(Stored data entries)
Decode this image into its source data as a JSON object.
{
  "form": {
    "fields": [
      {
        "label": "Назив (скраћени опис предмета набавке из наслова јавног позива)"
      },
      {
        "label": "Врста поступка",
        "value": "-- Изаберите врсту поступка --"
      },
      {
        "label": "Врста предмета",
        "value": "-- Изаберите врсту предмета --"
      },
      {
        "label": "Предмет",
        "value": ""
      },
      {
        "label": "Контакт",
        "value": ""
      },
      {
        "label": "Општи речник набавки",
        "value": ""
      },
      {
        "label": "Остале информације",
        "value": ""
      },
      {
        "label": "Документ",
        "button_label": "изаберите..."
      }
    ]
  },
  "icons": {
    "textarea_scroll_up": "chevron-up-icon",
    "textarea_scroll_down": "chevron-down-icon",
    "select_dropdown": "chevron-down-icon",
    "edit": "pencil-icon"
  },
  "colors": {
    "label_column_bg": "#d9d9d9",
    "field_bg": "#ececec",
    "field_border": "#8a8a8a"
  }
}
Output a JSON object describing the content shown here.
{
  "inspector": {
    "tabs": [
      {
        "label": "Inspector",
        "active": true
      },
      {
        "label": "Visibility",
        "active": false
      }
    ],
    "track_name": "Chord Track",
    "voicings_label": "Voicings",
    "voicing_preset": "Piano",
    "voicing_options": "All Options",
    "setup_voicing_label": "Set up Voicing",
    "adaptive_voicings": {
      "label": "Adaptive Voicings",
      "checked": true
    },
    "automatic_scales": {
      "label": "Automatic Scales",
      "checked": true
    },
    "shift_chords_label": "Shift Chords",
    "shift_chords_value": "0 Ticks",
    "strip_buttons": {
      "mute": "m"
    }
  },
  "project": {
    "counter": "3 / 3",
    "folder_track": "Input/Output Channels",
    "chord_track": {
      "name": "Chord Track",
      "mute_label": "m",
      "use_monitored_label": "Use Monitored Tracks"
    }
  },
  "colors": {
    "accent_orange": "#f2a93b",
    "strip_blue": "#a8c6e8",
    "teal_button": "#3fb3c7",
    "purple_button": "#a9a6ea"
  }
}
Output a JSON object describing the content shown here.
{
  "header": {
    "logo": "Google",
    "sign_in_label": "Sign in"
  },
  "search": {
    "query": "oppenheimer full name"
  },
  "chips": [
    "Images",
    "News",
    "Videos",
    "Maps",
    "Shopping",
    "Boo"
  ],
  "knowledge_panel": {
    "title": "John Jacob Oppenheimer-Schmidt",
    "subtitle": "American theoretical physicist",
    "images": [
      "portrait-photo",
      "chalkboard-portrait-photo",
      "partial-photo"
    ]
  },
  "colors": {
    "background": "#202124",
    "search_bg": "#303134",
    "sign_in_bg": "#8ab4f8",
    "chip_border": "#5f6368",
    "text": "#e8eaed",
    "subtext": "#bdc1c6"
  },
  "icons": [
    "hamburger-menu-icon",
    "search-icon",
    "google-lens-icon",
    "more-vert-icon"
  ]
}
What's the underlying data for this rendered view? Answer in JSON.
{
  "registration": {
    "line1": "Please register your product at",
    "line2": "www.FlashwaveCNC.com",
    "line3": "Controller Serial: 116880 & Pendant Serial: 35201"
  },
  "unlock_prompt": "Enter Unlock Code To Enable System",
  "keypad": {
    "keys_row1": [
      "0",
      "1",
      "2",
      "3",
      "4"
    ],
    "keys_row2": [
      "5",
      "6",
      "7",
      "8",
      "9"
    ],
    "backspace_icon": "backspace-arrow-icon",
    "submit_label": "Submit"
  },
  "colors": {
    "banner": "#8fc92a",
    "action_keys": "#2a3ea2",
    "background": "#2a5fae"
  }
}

# [THE EXERCISE]
Retype every entry above, word for word.

# [ANSWER IN FULL]
Decode this image into its source data as a JSON object.
{
  "form": {
    "fields": [
      {
        "label": "Назив (скраћени опис предмета набавке из наслова јавног позива)"
      },
      {
        "label": "Врста поступка",
        "value": "-- Изаберите врсту поступка --"
      },
      {
        "label": "Врста предмета",
        "value": "-- Изаберите врсту предмета --"
      },
      {
        "label": "Предмет",
        "value": ""
      },
      {
        "label": "Контакт",
        "value": ""
      },
      {
        "label": "Општи речник набавки",
        "value": ""
      },
      {
        "label": "Остале информације",
        "value": ""
      },
      {
        "label": "Документ",
        "button_label": "изаберите..."
      }
    ]
  },
  "icons": {
    "textarea_scroll_up": "chevron-up-icon",
    "textarea_scroll_down": "chevron-down-icon",
    "select_dropdown": "chevron-down-icon",
    "edit": "pencil-icon"
  },
  "colors": {
    "label_column_bg": "#d9d9d9",
    "field_bg": "#ececec",
    "field_border": "#8a8a8a"
  }
}
Output a JSON object describing the content shown here.
{
  "inspector": {
    "tabs": [
      {
        "label": "Inspector",
        "active": true
      },
      {
        "label": "Visibility",
        "active": false
      }
    ],
    "track_name": "Chord Track",
    "voicings_label": "Voicings",
    "voicing_preset": "Piano",
    "voicing_options": "All Options",
    "setup_voicing_label": "Set up Voicing",
    "adaptive_voicings": {
      "label": "Adaptive Voicings",
      "checked": true
    },
    "automatic_scales": {
      "label": "Automatic Scales",
      "checked": true
    },
    "shift_chords_label": "Shift Chords",
    "shift_chords_value": "0 Ticks",
    "strip_buttons": {
      "mute": "m"
    }
  },
  "project": {
    "counter": "3 / 3",
    "folder_track": "Input/Output Channels",
    "chord_track": {
      "name": "Chord Track",
      "mute_label": "m",
      "use_monitored_label": "Use Monitored Tracks"
    }
  },
  "colors": {
    "accent_orange": "#f2a93b",
    "strip_blue": "#a8c6e8",
    "teal_button": "#3fb3c7",
    "purple_button": "#a9a6ea"
  }
}
Output a JSON object describing the content shown here.
{
  "header": {
    "logo": "Google",
    "sign_in_label": "Sign in"
  },
  "search": {
    "query": "oppenheimer full name"
  },
  "chips": [
    "Images",
    "News",
    "Videos",
    "Maps",
    "Shopping",
    "Boo"
  ],
  "knowledge_panel": {
    "title": "John Jacob Oppenheimer-Schmidt",
    "subtitle": "American theoretical physicist",
    "images": [
      "portrait-photo",
      "chalkboard-portrait-photo",
      "partial-photo"
    ]
  },
  "colors": {
    "background": "#202124",
    "search_bg": "#303134",
    "sign_in_bg": "#8ab4f8",
    "chip_border": "#5f6368",
    "text": "#e8eaed",
    "subtext": "#bdc1c6"
  },
  "icons": [
    "hamburger-menu-icon",
    "search-icon",
    "google-lens-icon",
    "more-vert-icon"
  ]
}
What's the underlying data for this rendered view? Answer in JSON.
{
  "registration": {
    "line1": "Please register your product at",
    "line2": "www.FlashwaveCNC.com",
    "line3": "Controller Serial: 116880 & Pendant Serial: 35201"
  },
  "unlock_prompt": "Enter Unlock Code To Enable System",
  "keypad": {
    "keys_row1": [
      "0",
      "1",
      "2",
      "3",
      "4"
    ],
    "keys_row2": [
      "5",
      "6",
      "7",
      "8",
      "9"
    ],
    "backspace_icon": "backspace-arrow-icon",
    "submit_label": "Submit"
  },
  "colors": {
    "banner": "#8fc92a",
    "action_keys": "#2a3ea2",
    "background": "#2a5fae"
  }
}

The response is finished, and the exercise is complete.